Set task: Set down each record exactly as written.

Raw records:

>>>>>

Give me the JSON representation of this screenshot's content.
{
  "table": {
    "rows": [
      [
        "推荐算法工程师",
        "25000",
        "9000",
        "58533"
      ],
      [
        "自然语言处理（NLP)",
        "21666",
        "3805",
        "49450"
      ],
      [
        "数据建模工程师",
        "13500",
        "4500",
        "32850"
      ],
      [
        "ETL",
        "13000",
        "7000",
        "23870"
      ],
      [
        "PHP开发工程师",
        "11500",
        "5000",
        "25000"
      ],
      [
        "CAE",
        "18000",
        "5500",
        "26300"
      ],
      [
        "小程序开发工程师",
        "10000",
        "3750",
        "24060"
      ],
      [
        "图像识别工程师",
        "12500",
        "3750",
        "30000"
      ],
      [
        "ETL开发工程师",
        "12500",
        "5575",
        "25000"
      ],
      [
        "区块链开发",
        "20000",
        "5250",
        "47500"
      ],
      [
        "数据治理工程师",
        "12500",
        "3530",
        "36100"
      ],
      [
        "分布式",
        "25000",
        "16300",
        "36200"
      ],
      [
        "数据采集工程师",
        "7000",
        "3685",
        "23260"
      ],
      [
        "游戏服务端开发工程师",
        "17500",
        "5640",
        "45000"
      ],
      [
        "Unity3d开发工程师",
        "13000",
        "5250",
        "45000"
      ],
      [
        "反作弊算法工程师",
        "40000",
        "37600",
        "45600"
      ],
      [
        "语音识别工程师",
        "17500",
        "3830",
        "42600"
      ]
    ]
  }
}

<<<<<

Completed task:
Give me the JSON representation of this screenshot's content.
{
  "table": {
    "rows": [
      [
        "推荐算法工程师",
        "25000",
        "9000",
        "58533"
      ],
      [
        "自然语言处理（NLP)",
        "21666",
        "3805",
        "49450"
      ],
      [
        "数据建模工程师",
        "13500",
        "4500",
        "32850"
      ],
      [
        "ETL",
        "13000",
        "7000",
        "23870"
      ],
      [
        "PHP开发工程师",
        "11500",
        "5000",
        "25000"
      ],
      [
        "CAE",
        "18000",
        "5500",
        "26300"
      ],
      [
        "小程序开发工程师",
        "10000",
        "3750",
        "24060"
      ],
      [
        "图像识别工程师",
        "12500",
        "3750",
        "30000"
      ],
      [
        "ETL开发工程师",
        "12500",
        "5575",
        "25000"
      ],
      [
        "区块链开发",
        "20000",
        "5250",
        "47500"
      ],
      [
        "数据治理工程师",
        "12500",
        "3530",
        "36100"
      ],
      [
        "分布式",
        "25000",
        "16300",
        "36200"
      ],
      [
        "数据采集工程师",
        "7000",
        "3685",
        "23260"
      ],
      [
        "游戏服务端开发工程师",
        "17500",
        "5640",
        "45000"
      ],
      [
        "Unity3d开发工程师",
        "13000",
        "5250",
        "45000"
      ],
      [
        "反作弊算法工程师",
        "40000",
        "37600",
        "45600"
      ],
      [
        "语音识别工程师",
        "17500",
        "3830",
        "42600"
      ]
    ]
  }
}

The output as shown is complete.